*SUPPLIED DATA*
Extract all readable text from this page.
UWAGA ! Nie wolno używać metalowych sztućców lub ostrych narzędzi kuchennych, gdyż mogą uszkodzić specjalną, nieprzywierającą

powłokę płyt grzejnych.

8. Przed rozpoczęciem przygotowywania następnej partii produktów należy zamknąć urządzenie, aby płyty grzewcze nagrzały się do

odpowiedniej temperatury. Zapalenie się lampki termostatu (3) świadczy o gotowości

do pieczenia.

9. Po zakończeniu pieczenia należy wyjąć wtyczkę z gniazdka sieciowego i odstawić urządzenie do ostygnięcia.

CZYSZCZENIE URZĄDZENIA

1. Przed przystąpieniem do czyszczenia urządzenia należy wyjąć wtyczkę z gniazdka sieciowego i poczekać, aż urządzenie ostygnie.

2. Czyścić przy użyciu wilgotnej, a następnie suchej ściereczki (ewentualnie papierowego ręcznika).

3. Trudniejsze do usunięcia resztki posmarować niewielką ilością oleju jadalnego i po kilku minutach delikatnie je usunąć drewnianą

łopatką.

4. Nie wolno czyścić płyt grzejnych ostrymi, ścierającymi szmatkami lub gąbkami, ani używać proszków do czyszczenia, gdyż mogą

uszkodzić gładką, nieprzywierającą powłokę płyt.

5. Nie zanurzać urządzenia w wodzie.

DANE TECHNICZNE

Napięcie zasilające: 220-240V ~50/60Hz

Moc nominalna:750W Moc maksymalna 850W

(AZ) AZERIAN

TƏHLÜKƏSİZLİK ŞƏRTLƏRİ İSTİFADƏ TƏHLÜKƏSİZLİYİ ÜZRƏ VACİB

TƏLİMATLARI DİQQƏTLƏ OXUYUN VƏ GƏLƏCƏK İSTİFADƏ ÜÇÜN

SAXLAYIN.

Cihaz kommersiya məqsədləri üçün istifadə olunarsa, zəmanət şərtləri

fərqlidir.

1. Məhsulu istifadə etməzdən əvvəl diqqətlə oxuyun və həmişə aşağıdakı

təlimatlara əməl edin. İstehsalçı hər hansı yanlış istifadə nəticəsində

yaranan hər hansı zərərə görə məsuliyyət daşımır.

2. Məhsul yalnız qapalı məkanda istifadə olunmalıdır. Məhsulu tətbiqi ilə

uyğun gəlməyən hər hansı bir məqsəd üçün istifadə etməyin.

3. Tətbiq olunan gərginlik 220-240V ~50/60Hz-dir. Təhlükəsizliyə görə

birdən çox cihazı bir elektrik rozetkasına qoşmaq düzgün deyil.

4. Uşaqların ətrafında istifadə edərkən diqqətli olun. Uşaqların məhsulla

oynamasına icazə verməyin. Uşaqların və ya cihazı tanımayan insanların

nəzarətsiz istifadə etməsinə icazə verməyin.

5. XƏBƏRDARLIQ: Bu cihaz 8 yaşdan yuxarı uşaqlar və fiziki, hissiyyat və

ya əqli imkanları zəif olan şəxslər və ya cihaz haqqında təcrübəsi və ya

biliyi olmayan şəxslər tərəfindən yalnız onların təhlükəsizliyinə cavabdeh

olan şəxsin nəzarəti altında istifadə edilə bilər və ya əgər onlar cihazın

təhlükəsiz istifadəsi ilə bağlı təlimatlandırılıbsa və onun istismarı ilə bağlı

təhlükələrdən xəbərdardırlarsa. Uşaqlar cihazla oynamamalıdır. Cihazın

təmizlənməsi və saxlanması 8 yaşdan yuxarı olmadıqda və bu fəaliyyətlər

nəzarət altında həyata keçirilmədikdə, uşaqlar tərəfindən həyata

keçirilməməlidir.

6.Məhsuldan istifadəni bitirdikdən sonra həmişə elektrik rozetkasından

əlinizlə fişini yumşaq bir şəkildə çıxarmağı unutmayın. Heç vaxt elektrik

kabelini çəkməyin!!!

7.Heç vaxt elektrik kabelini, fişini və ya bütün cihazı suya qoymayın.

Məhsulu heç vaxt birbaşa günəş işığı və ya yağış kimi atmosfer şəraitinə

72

*WHAT YOU SHOULD DO*
Every line that holds the word "wyjąć" should be extracted.

*EXERCISE OUTPUT*
9. Po zakończeniu pieczenia należy wyjąć wtyczkę z gniazdka sieciowego i odstawić urządzenie do ostygnięcia.
1. Przed przystąpieniem do czyszczenia urządzenia należy wyjąć wtyczkę z gniazdka sieciowego i poczekać, aż urządzenie ostygnie.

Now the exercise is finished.